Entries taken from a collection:
— Start —

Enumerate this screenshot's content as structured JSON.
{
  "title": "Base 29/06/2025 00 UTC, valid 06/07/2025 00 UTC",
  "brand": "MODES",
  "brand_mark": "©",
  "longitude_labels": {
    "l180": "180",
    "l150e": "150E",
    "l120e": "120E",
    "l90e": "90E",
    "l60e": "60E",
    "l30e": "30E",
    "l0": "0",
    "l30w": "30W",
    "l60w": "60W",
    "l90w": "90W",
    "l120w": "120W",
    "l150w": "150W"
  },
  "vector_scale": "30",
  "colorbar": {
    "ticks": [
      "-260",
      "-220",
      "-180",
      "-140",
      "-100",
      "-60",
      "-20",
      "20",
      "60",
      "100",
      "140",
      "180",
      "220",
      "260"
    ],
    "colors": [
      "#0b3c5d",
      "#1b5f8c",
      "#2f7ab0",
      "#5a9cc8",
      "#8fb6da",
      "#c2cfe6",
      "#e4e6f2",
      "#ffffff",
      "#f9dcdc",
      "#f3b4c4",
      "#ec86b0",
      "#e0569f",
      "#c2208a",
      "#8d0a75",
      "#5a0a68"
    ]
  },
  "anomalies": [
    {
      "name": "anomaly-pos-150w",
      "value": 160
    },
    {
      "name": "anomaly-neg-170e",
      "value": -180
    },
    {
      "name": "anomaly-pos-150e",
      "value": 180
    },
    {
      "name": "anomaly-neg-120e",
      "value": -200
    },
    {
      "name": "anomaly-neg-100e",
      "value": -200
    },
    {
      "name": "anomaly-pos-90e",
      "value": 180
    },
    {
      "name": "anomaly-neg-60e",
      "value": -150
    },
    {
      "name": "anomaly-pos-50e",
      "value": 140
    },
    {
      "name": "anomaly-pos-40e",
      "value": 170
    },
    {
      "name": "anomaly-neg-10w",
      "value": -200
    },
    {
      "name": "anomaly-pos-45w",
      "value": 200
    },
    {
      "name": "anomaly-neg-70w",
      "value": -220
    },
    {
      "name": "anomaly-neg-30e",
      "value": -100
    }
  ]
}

— End —

• **Problem details**: Copy out every entry again, exactly as it was given.

• **Task output**:
Enumerate this screenshot's content as structured JSON.
{
  "title": "Base 29/06/2025 00 UTC, valid 06/07/2025 00 UTC",
  "brand": "MODES",
  "brand_mark": "©",
  "longitude_labels": {
    "l180": "180",
    "l150e": "150E",
    "l120e": "120E",
    "l90e": "90E",
    "l60e": "60E",
    "l30e": "30E",
    "l0": "0",
    "l30w": "30W",
    "l60w": "60W",
    "l90w": "90W",
    "l120w": "120W",
    "l150w": "150W"
  },
  "vector_scale": "30",
  "colorbar": {
    "ticks": [
      "-260",
      "-220",
      "-180",
      "-140",
      "-100",
      "-60",
      "-20",
      "20",
      "60",
      "100",
      "140",
      "180",
      "220",
      "260"
    ],
    "colors": [
      "#0b3c5d",
      "#1b5f8c",
      "#2f7ab0",
      "#5a9cc8",
      "#8fb6da",
      "#c2cfe6",
      "#e4e6f2",
      "#ffffff",
      "#f9dcdc",
      "#f3b4c4",
      "#ec86b0",
      "#e0569f",
      "#c2208a",
      "#8d0a75",
      "#5a0a68"
    ]
  },
  "anomalies": [
    {
      "name": "anomaly-pos-150w",
      "value": 160
    },
    {
      "name": "anomaly-neg-170e",
      "value": -180
    },
    {
      "name": "anomaly-pos-150e",
      "value": 180
    },
    {
      "name": "anomaly-neg-120e",
      "value": -200
    },
    {
      "name": "anomaly-neg-100e",
      "value": -200
    },
    {
      "name": "anomaly-pos-90e",
      "value": 180
    },
    {
      "name": "anomaly-neg-60e",
      "value": -150
    },
    {
      "name": "anomaly-pos-50e",
      "value": 140
    },
    {
      "name": "anomaly-pos-40e",
      "value": 170
    },
    {
      "name": "anomaly-neg-10w",
      "value": -200
    },
    {
      "name": "anomaly-pos-45w",
      "value": 200
    },
    {
      "name": "anomaly-neg-70w",
      "value": -220
    },
    {
      "name": "anomaly-neg-30e",
      "value": -100
    }
  ]
}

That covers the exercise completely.